[WORK TO COMPLETE]: Strip the pictures and reproduce the rest of the listing exactly.

[PROVIDED INFORMATION]:
-------------------------
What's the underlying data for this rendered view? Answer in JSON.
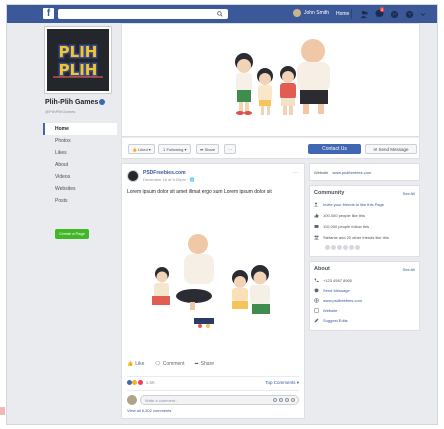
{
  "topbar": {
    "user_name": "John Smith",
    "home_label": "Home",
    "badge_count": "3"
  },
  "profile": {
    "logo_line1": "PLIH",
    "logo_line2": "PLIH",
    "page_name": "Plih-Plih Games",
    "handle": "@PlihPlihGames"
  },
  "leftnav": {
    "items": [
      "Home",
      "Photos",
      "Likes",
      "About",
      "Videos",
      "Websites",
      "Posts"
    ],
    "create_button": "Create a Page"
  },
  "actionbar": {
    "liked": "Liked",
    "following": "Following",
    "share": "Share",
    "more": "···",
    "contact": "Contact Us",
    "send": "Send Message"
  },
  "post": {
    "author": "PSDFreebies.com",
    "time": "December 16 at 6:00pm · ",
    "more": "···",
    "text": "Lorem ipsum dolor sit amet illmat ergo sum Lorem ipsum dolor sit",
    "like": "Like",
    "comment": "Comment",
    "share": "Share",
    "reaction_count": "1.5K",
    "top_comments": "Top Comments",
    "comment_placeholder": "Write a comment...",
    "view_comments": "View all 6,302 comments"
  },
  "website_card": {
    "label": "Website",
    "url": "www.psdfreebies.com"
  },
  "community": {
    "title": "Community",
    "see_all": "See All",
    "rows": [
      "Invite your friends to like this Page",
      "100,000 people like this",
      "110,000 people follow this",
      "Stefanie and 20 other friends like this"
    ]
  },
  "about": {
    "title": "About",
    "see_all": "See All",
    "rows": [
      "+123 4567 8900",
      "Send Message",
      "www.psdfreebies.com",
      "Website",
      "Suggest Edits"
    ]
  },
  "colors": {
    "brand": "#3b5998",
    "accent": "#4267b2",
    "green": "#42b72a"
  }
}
-------------------------
[SOLUTION]:
What's the underlying data for this rendered view? Answer in JSON.
{
  "topbar": {
    "user_name": "John Smith",
    "home_label": "Home",
    "badge_count": "3"
  },
  "profile": {
    "logo_line1": "PLIH",
    "logo_line2": "PLIH",
    "page_name": "Plih-Plih Games",
    "handle": "@PlihPlihGames"
  },
  "leftnav": {
    "items": [
      "Home",
      "Photos",
      "Likes",
      "About",
      "Videos",
      "Websites",
      "Posts"
    ],
    "create_button": "Create a Page"
  },
  "actionbar": {
    "liked": "Liked",
    "following": "Following",
    "share": "Share",
    "more": "···",
    "contact": "Contact Us",
    "send": "Send Message"
  },
  "post": {
    "author": "PSDFreebies.com",
    "time": "December 16 at 6:00pm · ",
    "more": "···",
    "text": "Lorem ipsum dolor sit amet illmat ergo sum Lorem ipsum dolor sit",
    "like": "Like",
    "comment": "Comment",
    "share": "Share",
    "reaction_count": "1.5K",
    "top_comments": "Top Comments",
    "comment_placeholder": "Write a comment...",
    "view_comments": "View all 6,302 comments"
  },
  "website_card": {
    "label": "Website",
    "url": "www.psdfreebies.com"
  },
  "community": {
    "title": "Community",
    "see_all": "See All",
    "rows": [
      "Invite your friends to like this Page",
      "100,000 people like this",
      "110,000 people follow this",
      "Stefanie and 20 other friends like this"
    ]
  },
  "about": {
    "title": "About",
    "see_all": "See All",
    "rows": [
      "+123 4567 8900",
      "Send Message",
      "www.psdfreebies.com",
      "Website",
      "Suggest Edits"
    ]
  },
  "colors": {
    "brand": "#3b5998",
    "accent": "#4267b2",
    "green": "#42b72a"
  }
}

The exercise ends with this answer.